-- begin --

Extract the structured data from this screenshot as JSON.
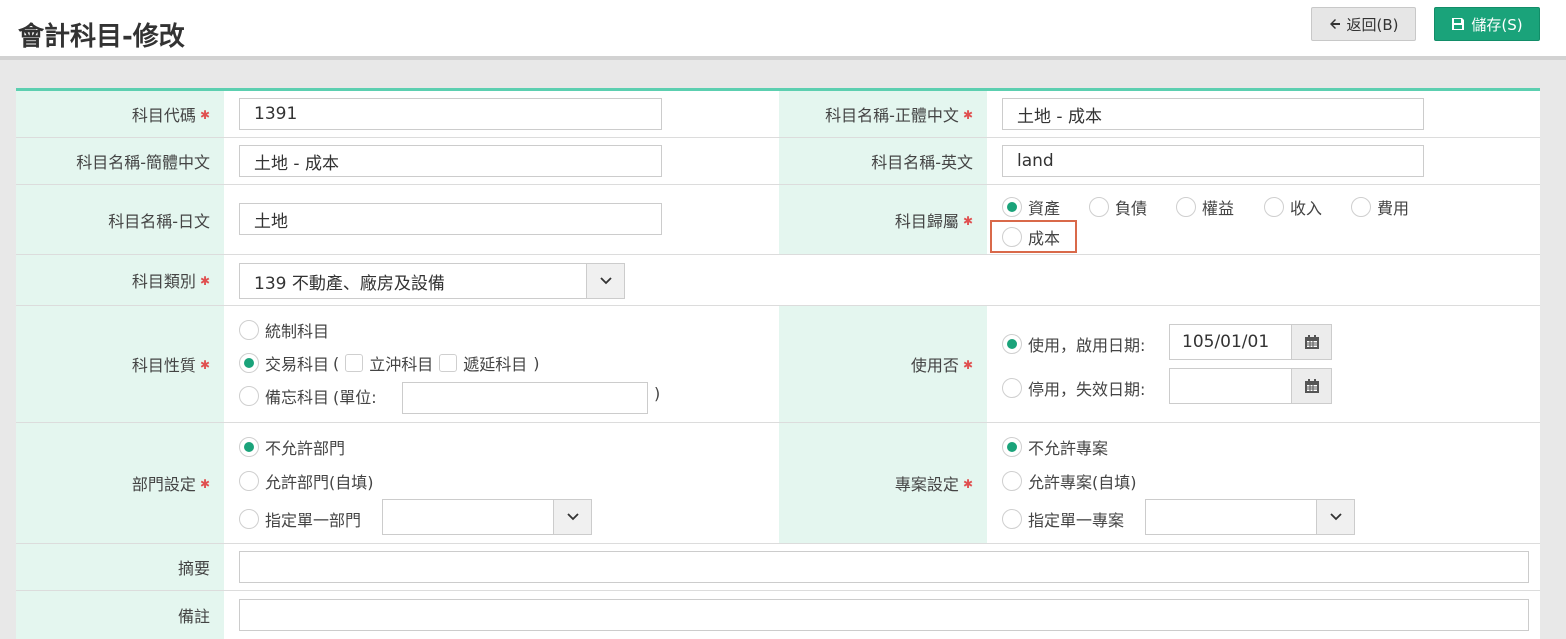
{
  "header": {
    "title": "會計科目-修改",
    "back_label": "返回(B)",
    "save_label": "儲存(S)"
  },
  "form": {
    "code": {
      "label": "科目代碼",
      "value": "1391"
    },
    "name_tc": {
      "label": "科目名稱-正體中文",
      "value": "土地 - 成本"
    },
    "name_sc": {
      "label": "科目名稱-簡體中文",
      "value": "土地 - 成本"
    },
    "name_en": {
      "label": "科目名稱-英文",
      "value": "land"
    },
    "name_jp": {
      "label": "科目名稱-日文",
      "value": "土地"
    },
    "belong": {
      "label": "科目歸屬",
      "options": [
        "資產",
        "負債",
        "權益",
        "收入",
        "費用",
        "成本"
      ],
      "selected": "資產"
    },
    "category": {
      "label": "科目類別",
      "value": "139 不動產、廠房及設備"
    },
    "nature": {
      "label": "科目性質",
      "opt_control": "統制科目",
      "opt_trade": "交易科目",
      "paren_open": "(",
      "paren_close": ")",
      "cb_offset": "立沖科目",
      "cb_defer": "遞延科目",
      "opt_memo": "備忘科目",
      "unit_label": "(單位:",
      "unit_value": "",
      "selected": "交易科目"
    },
    "usage": {
      "label": "使用否",
      "opt_use": "使用，啟用日期:",
      "use_date": "105/01/01",
      "opt_stop": "停用，失效日期:",
      "stop_date": "",
      "selected": "使用"
    },
    "dept": {
      "label": "部門設定",
      "opt1": "不允許部門",
      "opt2": "允許部門(自填)",
      "opt3": "指定單一部門",
      "select_value": "",
      "selected": "不允許部門"
    },
    "project": {
      "label": "專案設定",
      "opt1": "不允許專案",
      "opt2": "允許專案(自填)",
      "opt3": "指定單一專案",
      "select_value": "",
      "selected": "不允許專案"
    },
    "summary": {
      "label": "摘要",
      "value": ""
    },
    "remark": {
      "label": "備註",
      "value": ""
    }
  },
  "colors": {
    "accent": "#1aa37a",
    "label_bg": "#e4f6ef",
    "top_border": "#5ccfb0",
    "highlight": "#d9694a"
  }
}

-- end --

### WHAT THE EXERCISE ASKS
Each record should be quoted exactly, with the images omitted.

### WRITTEN RESPONSE
Extract the structured data from this screenshot as JSON.
{
  "header": {
    "title": "會計科目-修改",
    "back_label": "返回(B)",
    "save_label": "儲存(S)"
  },
  "form": {
    "code": {
      "label": "科目代碼",
      "value": "1391"
    },
    "name_tc": {
      "label": "科目名稱-正體中文",
      "value": "土地 - 成本"
    },
    "name_sc": {
      "label": "科目名稱-簡體中文",
      "value": "土地 - 成本"
    },
    "name_en": {
      "label": "科目名稱-英文",
      "value": "land"
    },
    "name_jp": {
      "label": "科目名稱-日文",
      "value": "土地"
    },
    "belong": {
      "label": "科目歸屬",
      "options": [
        "資產",
        "負債",
        "權益",
        "收入",
        "費用",
        "成本"
      ],
      "selected": "資產"
    },
    "category": {
      "label": "科目類別",
      "value": "139 不動產、廠房及設備"
    },
    "nature": {
      "label": "科目性質",
      "opt_control": "統制科目",
      "opt_trade": "交易科目",
      "paren_open": "(",
      "paren_close": ")",
      "cb_offset": "立沖科目",
      "cb_defer": "遞延科目",
      "opt_memo": "備忘科目",
      "unit_label": "(單位:",
      "unit_value": "",
      "selected": "交易科目"
    },
    "usage": {
      "label": "使用否",
      "opt_use": "使用，啟用日期:",
      "use_date": "105/01/01",
      "opt_stop": "停用，失效日期:",
      "stop_date": "",
      "selected": "使用"
    },
    "dept": {
      "label": "部門設定",
      "opt1": "不允許部門",
      "opt2": "允許部門(自填)",
      "opt3": "指定單一部門",
      "select_value": "",
      "selected": "不允許部門"
    },
    "project": {
      "label": "專案設定",
      "opt1": "不允許專案",
      "opt2": "允許專案(自填)",
      "opt3": "指定單一專案",
      "select_value": "",
      "selected": "不允許專案"
    },
    "summary": {
      "label": "摘要",
      "value": ""
    },
    "remark": {
      "label": "備註",
      "value": ""
    }
  },
  "colors": {
    "accent": "#1aa37a",
    "label_bg": "#e4f6ef",
    "top_border": "#5ccfb0",
    "highlight": "#d9694a"
  }
}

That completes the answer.